Stated task:
Copy each line exactly.

(Saved entries)
-- Start --

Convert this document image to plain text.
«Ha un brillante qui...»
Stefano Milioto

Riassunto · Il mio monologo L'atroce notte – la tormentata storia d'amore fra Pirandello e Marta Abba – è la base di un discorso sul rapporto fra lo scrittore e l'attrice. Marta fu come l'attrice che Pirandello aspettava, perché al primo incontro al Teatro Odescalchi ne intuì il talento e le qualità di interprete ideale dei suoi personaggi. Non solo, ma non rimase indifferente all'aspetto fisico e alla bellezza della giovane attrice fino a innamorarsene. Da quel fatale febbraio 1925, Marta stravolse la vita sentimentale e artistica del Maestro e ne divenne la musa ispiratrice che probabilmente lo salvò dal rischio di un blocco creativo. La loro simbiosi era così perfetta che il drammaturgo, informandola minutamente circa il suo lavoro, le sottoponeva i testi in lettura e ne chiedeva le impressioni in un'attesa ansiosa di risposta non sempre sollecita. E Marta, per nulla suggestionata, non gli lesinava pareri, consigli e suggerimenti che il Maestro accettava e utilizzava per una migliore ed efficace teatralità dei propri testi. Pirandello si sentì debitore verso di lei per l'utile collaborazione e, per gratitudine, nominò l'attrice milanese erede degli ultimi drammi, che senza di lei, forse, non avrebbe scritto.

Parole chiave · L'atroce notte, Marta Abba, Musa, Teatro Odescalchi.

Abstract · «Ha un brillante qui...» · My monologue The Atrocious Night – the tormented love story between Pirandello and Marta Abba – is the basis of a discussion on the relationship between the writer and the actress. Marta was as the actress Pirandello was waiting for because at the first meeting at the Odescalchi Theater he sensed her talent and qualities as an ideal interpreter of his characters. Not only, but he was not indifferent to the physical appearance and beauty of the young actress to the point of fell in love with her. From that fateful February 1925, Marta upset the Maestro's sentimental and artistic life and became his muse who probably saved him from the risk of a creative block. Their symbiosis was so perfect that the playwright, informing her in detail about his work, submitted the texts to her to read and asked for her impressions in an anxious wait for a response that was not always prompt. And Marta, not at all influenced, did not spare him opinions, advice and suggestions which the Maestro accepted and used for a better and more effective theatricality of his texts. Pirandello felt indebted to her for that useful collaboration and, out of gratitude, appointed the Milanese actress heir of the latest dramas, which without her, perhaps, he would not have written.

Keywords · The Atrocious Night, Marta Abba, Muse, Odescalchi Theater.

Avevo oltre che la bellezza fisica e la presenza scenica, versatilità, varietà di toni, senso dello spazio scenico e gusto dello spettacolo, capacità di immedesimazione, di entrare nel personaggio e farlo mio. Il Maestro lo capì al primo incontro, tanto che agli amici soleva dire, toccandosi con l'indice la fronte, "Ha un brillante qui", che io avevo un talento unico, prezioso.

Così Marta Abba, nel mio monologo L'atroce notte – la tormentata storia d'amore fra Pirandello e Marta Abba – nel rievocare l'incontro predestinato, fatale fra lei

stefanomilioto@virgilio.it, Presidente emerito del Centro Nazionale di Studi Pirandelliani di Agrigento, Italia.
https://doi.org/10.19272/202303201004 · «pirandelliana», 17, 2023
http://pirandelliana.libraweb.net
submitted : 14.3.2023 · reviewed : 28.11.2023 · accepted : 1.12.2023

-- End --

Correct response:
Convert this document image to plain text.
«Ha un brillante qui...»
Stefano Milioto

Riassunto · Il mio monologo L'atroce notte – la tormentata storia d'amore fra Pirandello e Marta Abba – è la base di un discorso sul rapporto fra lo scrittore e l'attrice. Marta fu come l'attrice che Pirandello aspettava, perché al primo incontro al Teatro Odescalchi ne intuì il talento e le qualità di interprete ideale dei suoi personaggi. Non solo, ma non rimase indifferente all'aspetto fisico e alla bellezza della giovane attrice fino a innamorarsene. Da quel fatale febbraio 1925, Marta stravolse la vita sentimentale e artistica del Maestro e ne divenne la musa ispiratrice che probabilmente lo salvò dal rischio di un blocco creativo. La loro simbiosi era così perfetta che il drammaturgo, informandola minutamente circa il suo lavoro, le sottoponeva i testi in lettura e ne chiedeva le impressioni in un'attesa ansiosa di risposta non sempre sollecita. E Marta, per nulla suggestionata, non gli lesinava pareri, consigli e suggerimenti che il Maestro accettava e utilizzava per una migliore ed efficace teatralità dei propri testi. Pirandello si sentì debitore verso di lei per l'utile collaborazione e, per gratitudine, nominò l'attrice milanese erede degli ultimi drammi, che senza di lei, forse, non avrebbe scritto.

Parole chiave · L'atroce notte, Marta Abba, Musa, Teatro Odescalchi.

Abstract · «Ha un brillante qui...» · My monologue The Atrocious Night – the tormented love story between Pirandello and Marta Abba – is the basis of a discussion on the relationship between the writer and the actress. Marta was as the actress Pirandello was waiting for because at the first meeting at the Odescalchi Theater he sensed her talent and qualities as an ideal interpreter of his characters. Not only, but he was not indifferent to the physical appearance and beauty of the young actress to the point of fell in love with her. From that fateful February 1925, Marta upset the Maestro's sentimental and artistic life and became his muse who probably saved him from the risk of a creative block. Their symbiosis was so perfect that the playwright, informing her in detail about his work, submitted the texts to her to read and asked for her impressions in an anxious wait for a response that was not always prompt. And Marta, not at all influenced, did not spare him opinions, advice and suggestions which the Maestro accepted and used for a better and more effective theatricality of his texts. Pirandello felt indebted to her for that useful collaboration and, out of gratitude, appointed the Milanese actress heir of the latest dramas, which without her, perhaps, he would not have written.

Keywords · The Atrocious Night, Marta Abba, Muse, Odescalchi Theater.

Avevo oltre che la bellezza fisica e la presenza scenica, versatilità, varietà di toni, senso dello spazio scenico e gusto dello spettacolo, capacità di immedesimazione, di entrare nel personaggio e farlo mio. Il Maestro lo capì al primo incontro, tanto che agli amici soleva dire, toccandosi con l'indice la fronte, "Ha un brillante qui", che io avevo un talento unico, prezioso.

Così Marta Abba, nel mio monologo L'atroce notte – la tormentata storia d'amore fra Pirandello e Marta Abba – nel rievocare l'incontro predestinato, fatale fra lei

stefanomilioto@virgilio.it, Presidente emerito del Centro Nazionale di Studi Pirandelliani di Agrigento, Italia.
https://doi.org/10.19272/202303201004 · «pirandelliana», 17, 2023
http://pirandelliana.libraweb.net
submitted : 14.3.2023 · reviewed : 28.11.2023 · accepted : 1.12.2023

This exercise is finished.